Exercise: Could you copy every line from the material below in which "TradingView" appears?

Exercise data:

- - - - - - -

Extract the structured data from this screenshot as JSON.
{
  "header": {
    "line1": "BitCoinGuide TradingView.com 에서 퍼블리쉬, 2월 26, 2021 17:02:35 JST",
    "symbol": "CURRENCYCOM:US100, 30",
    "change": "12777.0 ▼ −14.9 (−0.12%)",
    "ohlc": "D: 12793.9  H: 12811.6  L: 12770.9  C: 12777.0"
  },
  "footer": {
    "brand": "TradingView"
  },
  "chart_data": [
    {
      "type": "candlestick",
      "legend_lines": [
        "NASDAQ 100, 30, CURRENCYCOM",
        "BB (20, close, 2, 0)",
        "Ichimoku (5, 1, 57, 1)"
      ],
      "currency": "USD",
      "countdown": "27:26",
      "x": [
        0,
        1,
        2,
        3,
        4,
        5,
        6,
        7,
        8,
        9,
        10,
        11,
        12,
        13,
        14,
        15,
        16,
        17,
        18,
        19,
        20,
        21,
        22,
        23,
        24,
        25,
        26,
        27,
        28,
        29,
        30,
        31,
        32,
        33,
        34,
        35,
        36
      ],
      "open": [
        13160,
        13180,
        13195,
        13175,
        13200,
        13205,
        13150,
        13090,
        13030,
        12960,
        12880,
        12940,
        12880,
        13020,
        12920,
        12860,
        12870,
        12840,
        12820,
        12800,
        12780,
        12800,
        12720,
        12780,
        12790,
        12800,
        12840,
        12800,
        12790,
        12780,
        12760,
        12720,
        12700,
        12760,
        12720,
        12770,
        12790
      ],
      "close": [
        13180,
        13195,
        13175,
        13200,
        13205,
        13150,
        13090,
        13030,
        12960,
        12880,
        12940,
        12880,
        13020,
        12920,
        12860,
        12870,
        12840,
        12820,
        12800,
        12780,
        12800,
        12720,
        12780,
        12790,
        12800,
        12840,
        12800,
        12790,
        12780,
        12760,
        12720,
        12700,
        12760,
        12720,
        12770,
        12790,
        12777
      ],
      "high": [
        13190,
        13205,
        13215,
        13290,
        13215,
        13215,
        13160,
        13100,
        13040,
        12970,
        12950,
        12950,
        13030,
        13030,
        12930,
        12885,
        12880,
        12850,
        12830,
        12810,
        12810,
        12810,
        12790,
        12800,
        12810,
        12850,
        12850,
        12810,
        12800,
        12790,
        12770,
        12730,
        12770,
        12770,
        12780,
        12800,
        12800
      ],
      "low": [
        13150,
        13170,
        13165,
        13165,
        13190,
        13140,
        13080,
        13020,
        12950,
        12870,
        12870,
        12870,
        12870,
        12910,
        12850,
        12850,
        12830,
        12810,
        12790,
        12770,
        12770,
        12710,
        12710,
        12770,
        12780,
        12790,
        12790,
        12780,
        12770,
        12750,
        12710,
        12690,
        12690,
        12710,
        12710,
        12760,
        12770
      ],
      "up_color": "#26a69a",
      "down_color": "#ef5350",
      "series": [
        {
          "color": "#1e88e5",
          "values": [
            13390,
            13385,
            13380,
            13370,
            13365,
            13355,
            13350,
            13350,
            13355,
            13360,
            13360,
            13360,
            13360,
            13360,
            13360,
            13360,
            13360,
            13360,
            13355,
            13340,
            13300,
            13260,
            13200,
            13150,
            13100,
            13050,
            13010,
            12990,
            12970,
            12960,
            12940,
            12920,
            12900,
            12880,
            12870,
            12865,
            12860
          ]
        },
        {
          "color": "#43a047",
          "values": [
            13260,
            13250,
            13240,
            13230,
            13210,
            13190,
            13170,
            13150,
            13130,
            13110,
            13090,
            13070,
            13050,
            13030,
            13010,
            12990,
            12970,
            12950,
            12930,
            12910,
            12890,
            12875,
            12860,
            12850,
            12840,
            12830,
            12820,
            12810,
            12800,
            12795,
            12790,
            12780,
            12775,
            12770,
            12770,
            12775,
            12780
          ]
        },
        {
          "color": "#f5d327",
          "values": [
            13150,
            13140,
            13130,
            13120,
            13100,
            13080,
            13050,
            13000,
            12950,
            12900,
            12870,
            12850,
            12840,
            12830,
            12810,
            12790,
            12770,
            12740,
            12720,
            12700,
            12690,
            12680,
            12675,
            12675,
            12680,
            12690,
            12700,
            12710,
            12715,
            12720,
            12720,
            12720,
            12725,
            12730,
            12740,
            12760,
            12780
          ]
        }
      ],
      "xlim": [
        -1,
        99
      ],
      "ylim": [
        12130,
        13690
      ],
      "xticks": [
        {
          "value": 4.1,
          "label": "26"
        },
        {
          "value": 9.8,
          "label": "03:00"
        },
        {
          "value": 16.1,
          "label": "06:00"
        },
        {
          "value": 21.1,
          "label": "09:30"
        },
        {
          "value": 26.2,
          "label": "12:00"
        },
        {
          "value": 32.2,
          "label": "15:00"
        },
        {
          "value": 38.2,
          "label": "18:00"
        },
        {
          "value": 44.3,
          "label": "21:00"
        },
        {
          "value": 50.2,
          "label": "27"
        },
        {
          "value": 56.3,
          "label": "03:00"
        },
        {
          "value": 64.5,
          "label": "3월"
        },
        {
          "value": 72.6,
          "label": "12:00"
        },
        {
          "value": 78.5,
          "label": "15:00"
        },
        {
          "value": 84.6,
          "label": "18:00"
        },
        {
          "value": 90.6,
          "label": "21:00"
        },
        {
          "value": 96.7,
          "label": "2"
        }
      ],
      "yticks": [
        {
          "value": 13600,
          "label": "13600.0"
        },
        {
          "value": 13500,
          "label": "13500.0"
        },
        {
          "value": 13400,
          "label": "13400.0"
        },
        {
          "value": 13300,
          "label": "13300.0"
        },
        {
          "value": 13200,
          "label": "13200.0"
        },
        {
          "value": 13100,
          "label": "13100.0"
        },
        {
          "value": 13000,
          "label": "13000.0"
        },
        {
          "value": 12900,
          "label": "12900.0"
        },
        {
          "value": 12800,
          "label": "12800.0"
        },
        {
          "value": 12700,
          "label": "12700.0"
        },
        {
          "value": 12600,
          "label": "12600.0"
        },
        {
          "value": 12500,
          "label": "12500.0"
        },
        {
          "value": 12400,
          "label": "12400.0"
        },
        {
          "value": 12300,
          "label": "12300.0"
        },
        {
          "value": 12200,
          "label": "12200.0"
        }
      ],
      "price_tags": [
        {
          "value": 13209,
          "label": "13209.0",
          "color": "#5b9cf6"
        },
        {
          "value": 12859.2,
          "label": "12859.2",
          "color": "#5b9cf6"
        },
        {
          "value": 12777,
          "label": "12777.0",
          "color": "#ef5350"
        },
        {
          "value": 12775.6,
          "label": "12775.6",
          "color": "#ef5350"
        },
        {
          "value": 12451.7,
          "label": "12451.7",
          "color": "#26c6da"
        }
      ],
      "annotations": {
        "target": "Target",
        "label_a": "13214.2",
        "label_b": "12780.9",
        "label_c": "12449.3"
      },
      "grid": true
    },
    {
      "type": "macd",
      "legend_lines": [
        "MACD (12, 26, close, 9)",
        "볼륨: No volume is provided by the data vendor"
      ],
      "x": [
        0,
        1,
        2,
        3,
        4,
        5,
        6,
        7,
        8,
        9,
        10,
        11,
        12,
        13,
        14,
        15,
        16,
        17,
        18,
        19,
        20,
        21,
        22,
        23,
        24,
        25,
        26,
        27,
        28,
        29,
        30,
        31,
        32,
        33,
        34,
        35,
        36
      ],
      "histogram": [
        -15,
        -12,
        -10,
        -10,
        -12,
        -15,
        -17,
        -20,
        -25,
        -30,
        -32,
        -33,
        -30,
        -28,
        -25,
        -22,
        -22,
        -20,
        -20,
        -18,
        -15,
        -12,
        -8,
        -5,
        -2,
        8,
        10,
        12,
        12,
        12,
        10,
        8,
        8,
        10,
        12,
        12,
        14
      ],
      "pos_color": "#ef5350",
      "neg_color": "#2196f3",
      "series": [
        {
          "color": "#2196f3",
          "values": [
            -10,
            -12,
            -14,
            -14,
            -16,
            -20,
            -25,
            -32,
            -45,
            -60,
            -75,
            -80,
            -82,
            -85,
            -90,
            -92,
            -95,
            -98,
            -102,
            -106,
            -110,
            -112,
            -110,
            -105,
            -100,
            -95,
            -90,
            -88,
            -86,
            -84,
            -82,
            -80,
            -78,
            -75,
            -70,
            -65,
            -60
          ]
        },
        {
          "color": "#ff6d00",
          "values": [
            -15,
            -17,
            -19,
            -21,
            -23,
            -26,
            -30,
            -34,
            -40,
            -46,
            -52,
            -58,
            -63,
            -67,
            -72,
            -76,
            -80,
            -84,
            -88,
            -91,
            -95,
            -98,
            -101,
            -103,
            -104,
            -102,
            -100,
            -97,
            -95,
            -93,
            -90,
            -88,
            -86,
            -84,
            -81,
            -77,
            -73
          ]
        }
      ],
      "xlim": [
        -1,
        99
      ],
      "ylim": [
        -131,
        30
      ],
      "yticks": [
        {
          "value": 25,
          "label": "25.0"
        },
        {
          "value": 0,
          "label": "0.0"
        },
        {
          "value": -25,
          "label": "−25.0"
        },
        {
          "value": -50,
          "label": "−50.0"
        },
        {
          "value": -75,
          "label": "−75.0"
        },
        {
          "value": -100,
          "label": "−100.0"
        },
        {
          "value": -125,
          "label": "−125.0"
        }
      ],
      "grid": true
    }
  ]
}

- - - - - - -

Completed exercise:
    "line1": "BitCoinGuide TradingView.com 에서 퍼블리쉬, 2월 26, 2021 17:02:35 JST",
    "brand": "TradingView"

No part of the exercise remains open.